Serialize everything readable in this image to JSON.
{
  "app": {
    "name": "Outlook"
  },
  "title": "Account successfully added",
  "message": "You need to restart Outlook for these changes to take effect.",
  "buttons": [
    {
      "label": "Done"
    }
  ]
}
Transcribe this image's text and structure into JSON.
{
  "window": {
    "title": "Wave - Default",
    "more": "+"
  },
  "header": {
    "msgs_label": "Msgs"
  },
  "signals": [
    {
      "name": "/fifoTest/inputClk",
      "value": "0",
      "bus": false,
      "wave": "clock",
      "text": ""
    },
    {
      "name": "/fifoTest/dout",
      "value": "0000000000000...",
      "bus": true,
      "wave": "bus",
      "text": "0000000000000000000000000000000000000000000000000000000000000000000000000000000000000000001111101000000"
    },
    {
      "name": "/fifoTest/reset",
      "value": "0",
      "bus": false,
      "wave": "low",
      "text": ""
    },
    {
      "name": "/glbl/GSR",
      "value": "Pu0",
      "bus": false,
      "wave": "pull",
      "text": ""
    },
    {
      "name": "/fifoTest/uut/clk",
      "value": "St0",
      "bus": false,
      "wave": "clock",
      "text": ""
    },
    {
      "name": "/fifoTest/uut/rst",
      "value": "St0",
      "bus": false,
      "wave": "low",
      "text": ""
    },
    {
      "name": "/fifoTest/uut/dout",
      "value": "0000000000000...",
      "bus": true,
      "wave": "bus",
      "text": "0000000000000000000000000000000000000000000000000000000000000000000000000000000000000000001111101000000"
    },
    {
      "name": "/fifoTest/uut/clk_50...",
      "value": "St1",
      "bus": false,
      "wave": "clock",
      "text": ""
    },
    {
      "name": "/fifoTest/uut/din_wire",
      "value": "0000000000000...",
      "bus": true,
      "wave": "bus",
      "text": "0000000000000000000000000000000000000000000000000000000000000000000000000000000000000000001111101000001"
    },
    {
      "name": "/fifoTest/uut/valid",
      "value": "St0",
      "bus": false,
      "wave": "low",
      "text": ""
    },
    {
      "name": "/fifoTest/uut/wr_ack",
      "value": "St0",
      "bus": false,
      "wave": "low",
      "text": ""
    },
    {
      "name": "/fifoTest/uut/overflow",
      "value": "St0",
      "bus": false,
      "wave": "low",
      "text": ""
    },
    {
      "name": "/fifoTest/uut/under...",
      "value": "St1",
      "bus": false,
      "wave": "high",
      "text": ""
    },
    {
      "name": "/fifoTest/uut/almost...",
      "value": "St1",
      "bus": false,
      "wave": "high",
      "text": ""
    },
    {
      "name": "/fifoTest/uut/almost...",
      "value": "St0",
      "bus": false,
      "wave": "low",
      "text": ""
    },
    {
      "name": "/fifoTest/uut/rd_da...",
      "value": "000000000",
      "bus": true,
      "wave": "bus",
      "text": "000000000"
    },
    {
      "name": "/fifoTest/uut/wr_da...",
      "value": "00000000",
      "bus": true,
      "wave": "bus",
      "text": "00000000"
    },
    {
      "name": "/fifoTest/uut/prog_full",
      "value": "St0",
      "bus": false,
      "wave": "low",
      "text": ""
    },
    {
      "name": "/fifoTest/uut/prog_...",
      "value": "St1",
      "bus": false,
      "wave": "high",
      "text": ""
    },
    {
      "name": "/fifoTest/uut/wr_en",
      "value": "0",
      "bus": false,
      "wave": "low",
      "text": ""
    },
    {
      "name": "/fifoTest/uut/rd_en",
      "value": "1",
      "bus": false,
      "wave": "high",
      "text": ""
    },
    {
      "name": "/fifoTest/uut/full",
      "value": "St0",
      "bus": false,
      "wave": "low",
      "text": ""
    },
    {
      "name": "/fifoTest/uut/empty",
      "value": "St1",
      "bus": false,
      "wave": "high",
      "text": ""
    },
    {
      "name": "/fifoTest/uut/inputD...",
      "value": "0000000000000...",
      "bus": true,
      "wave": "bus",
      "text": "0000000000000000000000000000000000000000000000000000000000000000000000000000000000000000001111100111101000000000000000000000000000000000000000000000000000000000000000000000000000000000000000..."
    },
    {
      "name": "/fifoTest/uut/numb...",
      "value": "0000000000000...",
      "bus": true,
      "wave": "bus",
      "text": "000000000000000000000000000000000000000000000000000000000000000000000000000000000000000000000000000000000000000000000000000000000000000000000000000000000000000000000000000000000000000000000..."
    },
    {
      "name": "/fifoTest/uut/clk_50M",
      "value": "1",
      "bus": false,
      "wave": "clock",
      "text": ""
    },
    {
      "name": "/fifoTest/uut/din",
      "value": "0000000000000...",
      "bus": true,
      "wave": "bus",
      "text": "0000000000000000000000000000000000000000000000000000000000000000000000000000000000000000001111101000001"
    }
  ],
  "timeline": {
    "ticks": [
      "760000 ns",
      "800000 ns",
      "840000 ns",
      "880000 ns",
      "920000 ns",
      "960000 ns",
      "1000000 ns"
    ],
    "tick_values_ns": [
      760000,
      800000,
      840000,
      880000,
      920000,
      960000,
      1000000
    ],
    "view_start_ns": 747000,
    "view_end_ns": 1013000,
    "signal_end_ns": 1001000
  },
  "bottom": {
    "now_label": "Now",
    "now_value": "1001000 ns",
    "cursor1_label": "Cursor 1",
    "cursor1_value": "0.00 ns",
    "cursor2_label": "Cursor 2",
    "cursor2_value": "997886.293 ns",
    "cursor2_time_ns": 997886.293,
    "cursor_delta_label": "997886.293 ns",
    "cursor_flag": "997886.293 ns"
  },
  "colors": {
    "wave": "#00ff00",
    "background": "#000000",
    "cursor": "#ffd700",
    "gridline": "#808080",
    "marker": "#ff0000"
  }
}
------
> WHAT TO DO: Nothing in the listing may be changed; retype it all exactly.

> CORRECT RESULT:
Serialize everything readable in this image to JSON.
{
  "app": {
    "name": "Outlook"
  },
  "title": "Account successfully added",
  "message": "You need to restart Outlook for these changes to take effect.",
  "buttons": [
    {
      "label": "Done"
    }
  ]
}
Transcribe this image's text and structure into JSON.
{
  "window": {
    "title": "Wave - Default",
    "more": "+"
  },
  "header": {
    "msgs_label": "Msgs"
  },
  "signals": [
    {
      "name": "/fifoTest/inputClk",
      "value": "0",
      "bus": false,
      "wave": "clock",
      "text": ""
    },
    {
      "name": "/fifoTest/dout",
      "value": "0000000000000...",
      "bus": true,
      "wave": "bus",
      "text": "0000000000000000000000000000000000000000000000000000000000000000000000000000000000000000001111101000000"
    },
    {
      "name": "/fifoTest/reset",
      "value": "0",
      "bus": false,
      "wave": "low",
      "text": ""
    },
    {
      "name": "/glbl/GSR",
      "value": "Pu0",
      "bus": false,
      "wave": "pull",
      "text": ""
    },
    {
      "name": "/fifoTest/uut/clk",
      "value": "St0",
      "bus": false,
      "wave": "clock",
      "text": ""
    },
    {
      "name": "/fifoTest/uut/rst",
      "value": "St0",
      "bus": false,
      "wave": "low",
      "text": ""
    },
    {
      "name": "/fifoTest/uut/dout",
      "value": "0000000000000...",
      "bus": true,
      "wave": "bus",
      "text": "0000000000000000000000000000000000000000000000000000000000000000000000000000000000000000001111101000000"
    },
    {
      "name": "/fifoTest/uut/clk_50...",
      "value": "St1",
      "bus": false,
      "wave": "clock",
      "text": ""
    },
    {
      "name": "/fifoTest/uut/din_wire",
      "value": "0000000000000...",
      "bus": true,
      "wave": "bus",
      "text": "0000000000000000000000000000000000000000000000000000000000000000000000000000000000000000001111101000001"
    },
    {
      "name": "/fifoTest/uut/valid",
      "value": "St0",
      "bus": false,
      "wave": "low",
      "text": ""
    },
    {
      "name": "/fifoTest/uut/wr_ack",
      "value": "St0",
      "bus": false,
      "wave": "low",
      "text": ""
    },
    {
      "name": "/fifoTest/uut/overflow",
      "value": "St0",
      "bus": false,
      "wave": "low",
      "text": ""
    },
    {
      "name": "/fifoTest/uut/under...",
      "value": "St1",
      "bus": false,
      "wave": "high",
      "text": ""
    },
    {
      "name": "/fifoTest/uut/almost...",
      "value": "St1",
      "bus": false,
      "wave": "high",
      "text": ""
    },
    {
      "name": "/fifoTest/uut/almost...",
      "value": "St0",
      "bus": false,
      "wave": "low",
      "text": ""
    },
    {
      "name": "/fifoTest/uut/rd_da...",
      "value": "000000000",
      "bus": true,
      "wave": "bus",
      "text": "000000000"
    },
    {
      "name": "/fifoTest/uut/wr_da...",
      "value": "00000000",
      "bus": true,
      "wave": "bus",
      "text": "00000000"
    },
    {
      "name": "/fifoTest/uut/prog_full",
      "value": "St0",
      "bus": false,
      "wave": "low",
      "text": ""
    },
    {
      "name": "/fifoTest/uut/prog_...",
      "value": "St1",
      "bus": false,
      "wave": "high",
      "text": ""
    },
    {
      "name": "/fifoTest/uut/wr_en",
      "value": "0",
      "bus": false,
      "wave": "low",
      "text": ""
    },
    {
      "name": "/fifoTest/uut/rd_en",
      "value": "1",
      "bus": false,
      "wave": "high",
      "text": ""
    },
    {
      "name": "/fifoTest/uut/full",
      "value": "St0",
      "bus": false,
      "wave": "low",
      "text": ""
    },
    {
      "name": "/fifoTest/uut/empty",
      "value": "St1",
      "bus": false,
      "wave": "high",
      "text": ""
    },
    {
      "name": "/fifoTest/uut/inputD...",
      "value": "0000000000000...",
      "bus": true,
      "wave": "bus",
      "text": "0000000000000000000000000000000000000000000000000000000000000000000000000000000000000000001111100111101000000000000000000000000000000000000000000000000000000000000000000000000000000000000000..."
    },
    {
      "name": "/fifoTest/uut/numb...",
      "value": "0000000000000...",
      "bus": true,
      "wave": "bus",
      "text": "000000000000000000000000000000000000000000000000000000000000000000000000000000000000000000000000000000000000000000000000000000000000000000000000000000000000000000000000000000000000000000000..."
    },
    {
      "name": "/fifoTest/uut/clk_50M",
      "value": "1",
      "bus": false,
      "wave": "clock",
      "text": ""
    },
    {
      "name": "/fifoTest/uut/din",
      "value": "0000000000000...",
      "bus": true,
      "wave": "bus",
      "text": "0000000000000000000000000000000000000000000000000000000000000000000000000000000000000000001111101000001"
    }
  ],
  "timeline": {
    "ticks": [
      "760000 ns",
      "800000 ns",
      "840000 ns",
      "880000 ns",
      "920000 ns",
      "960000 ns",
      "1000000 ns"
    ],
    "tick_values_ns": [
      760000,
      800000,
      840000,
      880000,
      920000,
      960000,
      1000000
    ],
    "view_start_ns": 747000,
    "view_end_ns": 1013000,
    "signal_end_ns": 1001000
  },
  "bottom": {
    "now_label": "Now",
    "now_value": "1001000 ns",
    "cursor1_label": "Cursor 1",
    "cursor1_value": "0.00 ns",
    "cursor2_label": "Cursor 2",
    "cursor2_value": "997886.293 ns",
    "cursor2_time_ns": 997886.293,
    "cursor_delta_label": "997886.293 ns",
    "cursor_flag": "997886.293 ns"
  },
  "colors": {
    "wave": "#00ff00",
    "background": "#000000",
    "cursor": "#ffd700",
    "gridline": "#808080",
    "marker": "#ff0000"
  }
}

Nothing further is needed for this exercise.